== EXERCISE MATERIALS

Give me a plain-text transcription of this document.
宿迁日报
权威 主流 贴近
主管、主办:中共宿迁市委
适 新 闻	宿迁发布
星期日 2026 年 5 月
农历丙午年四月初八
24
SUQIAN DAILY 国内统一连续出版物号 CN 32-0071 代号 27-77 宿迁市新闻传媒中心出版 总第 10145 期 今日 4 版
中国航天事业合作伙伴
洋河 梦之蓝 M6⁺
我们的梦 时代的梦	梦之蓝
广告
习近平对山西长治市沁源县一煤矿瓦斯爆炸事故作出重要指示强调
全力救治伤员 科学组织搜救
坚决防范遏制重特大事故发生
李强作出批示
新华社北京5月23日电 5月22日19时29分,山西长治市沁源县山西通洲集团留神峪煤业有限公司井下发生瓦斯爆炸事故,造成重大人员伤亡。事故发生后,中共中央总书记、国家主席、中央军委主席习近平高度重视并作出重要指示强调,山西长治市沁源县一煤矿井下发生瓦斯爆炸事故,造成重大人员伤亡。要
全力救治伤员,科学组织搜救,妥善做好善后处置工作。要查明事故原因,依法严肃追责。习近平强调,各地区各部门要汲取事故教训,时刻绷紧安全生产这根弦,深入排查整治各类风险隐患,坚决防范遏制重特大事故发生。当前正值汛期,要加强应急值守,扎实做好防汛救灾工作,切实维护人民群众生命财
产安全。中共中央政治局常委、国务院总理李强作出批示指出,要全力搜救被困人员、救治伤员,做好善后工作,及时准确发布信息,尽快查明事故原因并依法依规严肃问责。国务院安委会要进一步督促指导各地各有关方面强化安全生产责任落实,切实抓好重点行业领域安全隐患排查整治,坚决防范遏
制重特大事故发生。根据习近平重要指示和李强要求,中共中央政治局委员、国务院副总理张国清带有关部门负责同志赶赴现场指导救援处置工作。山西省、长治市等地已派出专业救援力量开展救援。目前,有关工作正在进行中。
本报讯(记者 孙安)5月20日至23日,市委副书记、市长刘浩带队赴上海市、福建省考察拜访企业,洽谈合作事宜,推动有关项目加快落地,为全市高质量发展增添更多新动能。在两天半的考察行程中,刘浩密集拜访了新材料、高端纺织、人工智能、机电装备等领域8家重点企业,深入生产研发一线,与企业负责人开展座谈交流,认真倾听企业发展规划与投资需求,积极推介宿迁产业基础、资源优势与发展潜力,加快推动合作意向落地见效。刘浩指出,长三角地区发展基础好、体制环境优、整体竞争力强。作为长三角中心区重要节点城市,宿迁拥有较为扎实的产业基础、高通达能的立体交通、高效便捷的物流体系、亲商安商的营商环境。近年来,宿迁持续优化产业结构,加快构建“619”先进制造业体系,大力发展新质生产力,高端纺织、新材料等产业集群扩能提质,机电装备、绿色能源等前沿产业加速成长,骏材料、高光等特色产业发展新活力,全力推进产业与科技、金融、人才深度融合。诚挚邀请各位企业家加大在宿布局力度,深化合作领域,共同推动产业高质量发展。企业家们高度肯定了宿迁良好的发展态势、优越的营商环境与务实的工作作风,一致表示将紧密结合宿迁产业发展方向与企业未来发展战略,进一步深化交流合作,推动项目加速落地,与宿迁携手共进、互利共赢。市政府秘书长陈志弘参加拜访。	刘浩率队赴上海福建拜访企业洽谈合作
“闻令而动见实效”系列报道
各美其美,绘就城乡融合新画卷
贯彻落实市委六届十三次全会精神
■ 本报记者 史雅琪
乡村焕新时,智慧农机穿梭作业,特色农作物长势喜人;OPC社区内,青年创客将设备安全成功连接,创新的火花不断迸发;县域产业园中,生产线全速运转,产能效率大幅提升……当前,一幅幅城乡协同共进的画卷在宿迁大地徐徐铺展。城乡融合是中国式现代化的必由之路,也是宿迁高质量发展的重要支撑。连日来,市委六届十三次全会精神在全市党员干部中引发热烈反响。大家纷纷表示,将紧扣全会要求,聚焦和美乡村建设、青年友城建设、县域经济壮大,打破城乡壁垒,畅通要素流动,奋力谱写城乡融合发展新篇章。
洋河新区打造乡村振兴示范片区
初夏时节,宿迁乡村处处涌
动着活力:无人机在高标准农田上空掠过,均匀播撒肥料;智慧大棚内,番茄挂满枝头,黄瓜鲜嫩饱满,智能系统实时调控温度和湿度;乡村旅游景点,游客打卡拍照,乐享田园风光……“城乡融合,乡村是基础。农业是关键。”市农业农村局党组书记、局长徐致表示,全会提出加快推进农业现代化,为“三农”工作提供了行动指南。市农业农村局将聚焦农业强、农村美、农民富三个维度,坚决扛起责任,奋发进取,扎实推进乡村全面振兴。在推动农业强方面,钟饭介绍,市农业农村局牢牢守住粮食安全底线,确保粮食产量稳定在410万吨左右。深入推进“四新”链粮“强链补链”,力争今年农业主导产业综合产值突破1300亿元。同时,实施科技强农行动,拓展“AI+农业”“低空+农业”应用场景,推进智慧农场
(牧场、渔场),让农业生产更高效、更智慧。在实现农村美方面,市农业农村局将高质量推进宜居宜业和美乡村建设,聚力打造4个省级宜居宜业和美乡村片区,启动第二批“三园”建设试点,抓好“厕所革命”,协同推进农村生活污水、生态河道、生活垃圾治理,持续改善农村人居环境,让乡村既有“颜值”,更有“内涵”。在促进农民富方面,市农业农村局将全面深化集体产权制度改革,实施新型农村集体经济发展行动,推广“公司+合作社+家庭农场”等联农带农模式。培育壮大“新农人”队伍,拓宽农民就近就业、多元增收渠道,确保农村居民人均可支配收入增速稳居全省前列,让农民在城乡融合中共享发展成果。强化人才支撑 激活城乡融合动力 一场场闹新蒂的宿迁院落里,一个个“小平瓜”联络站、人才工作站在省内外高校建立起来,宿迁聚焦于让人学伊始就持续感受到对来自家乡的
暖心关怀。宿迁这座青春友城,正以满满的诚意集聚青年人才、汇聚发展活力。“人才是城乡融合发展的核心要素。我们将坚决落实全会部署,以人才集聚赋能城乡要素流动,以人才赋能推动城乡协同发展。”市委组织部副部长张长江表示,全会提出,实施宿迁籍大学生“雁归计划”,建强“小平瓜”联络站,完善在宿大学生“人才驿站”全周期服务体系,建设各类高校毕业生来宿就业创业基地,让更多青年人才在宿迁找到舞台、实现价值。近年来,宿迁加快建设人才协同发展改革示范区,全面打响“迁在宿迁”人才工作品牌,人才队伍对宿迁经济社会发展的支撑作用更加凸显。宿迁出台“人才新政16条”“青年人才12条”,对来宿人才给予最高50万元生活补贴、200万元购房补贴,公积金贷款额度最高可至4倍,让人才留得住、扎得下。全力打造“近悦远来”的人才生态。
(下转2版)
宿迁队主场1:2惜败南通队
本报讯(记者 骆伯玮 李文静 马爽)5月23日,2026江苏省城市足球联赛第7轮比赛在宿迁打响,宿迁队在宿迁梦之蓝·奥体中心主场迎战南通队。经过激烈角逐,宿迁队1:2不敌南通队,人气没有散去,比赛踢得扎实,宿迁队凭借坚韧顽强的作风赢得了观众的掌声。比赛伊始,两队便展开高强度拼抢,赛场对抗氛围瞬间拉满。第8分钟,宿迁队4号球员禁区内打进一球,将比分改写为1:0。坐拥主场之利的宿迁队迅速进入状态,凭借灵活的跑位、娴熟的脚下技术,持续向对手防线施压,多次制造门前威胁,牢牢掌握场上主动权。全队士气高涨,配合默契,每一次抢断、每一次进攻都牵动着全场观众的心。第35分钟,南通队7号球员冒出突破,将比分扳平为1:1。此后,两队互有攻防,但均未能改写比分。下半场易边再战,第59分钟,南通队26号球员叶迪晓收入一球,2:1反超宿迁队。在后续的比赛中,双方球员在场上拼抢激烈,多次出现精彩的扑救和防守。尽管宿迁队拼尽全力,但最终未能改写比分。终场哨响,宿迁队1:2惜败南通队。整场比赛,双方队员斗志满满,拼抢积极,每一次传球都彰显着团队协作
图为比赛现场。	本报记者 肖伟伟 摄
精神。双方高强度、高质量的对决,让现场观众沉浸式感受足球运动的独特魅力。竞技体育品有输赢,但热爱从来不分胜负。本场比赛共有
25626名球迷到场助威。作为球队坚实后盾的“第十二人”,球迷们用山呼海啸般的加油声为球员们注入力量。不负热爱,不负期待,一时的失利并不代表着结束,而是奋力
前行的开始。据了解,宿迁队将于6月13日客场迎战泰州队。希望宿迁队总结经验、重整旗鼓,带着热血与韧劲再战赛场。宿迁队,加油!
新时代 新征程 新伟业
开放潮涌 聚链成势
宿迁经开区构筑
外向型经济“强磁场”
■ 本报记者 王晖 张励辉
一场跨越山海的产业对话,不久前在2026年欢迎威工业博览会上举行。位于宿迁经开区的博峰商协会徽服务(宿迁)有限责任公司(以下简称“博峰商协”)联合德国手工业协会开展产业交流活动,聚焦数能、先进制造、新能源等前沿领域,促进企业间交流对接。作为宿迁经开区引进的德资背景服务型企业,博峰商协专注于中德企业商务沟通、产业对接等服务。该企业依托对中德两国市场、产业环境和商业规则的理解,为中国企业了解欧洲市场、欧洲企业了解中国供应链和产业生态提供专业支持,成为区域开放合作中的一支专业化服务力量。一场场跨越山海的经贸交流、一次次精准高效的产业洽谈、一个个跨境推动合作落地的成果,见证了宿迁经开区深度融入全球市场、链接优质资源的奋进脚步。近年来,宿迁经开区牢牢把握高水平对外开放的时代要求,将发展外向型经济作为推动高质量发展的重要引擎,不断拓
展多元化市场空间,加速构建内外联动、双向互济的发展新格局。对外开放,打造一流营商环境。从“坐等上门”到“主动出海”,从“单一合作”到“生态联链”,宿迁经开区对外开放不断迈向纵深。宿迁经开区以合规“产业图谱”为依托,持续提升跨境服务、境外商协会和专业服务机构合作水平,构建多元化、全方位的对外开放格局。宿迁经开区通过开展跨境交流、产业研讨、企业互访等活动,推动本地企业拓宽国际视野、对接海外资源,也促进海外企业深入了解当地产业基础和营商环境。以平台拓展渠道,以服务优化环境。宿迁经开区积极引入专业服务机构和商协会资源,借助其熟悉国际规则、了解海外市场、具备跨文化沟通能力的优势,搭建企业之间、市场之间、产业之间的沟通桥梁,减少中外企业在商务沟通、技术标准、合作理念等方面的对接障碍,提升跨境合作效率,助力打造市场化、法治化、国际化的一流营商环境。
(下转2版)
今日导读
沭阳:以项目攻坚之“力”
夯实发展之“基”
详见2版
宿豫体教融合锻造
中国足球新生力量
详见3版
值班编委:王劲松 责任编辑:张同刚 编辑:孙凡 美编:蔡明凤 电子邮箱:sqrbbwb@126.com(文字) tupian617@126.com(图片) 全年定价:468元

====

SHORT PROBLEM >>
Show every line in the entries where the string "科学组织搜救" occurs.

THE SOLUTION >>
全力救治伤员 科学组织搜救
全力救治伤员,科学组织搜救,妥善做好善后处置工作。要查明事故原因,依法严肃追责。习近平强调,各地区各部门要汲取事故教训,时刻绷紧安全生产这根弦,深入排查整治各类风险隐患,坚决防范遏制重特大事故发生。当前正值汛期,要加强应急值守,扎实做好防汛救灾工作,切实维护人民群众生命财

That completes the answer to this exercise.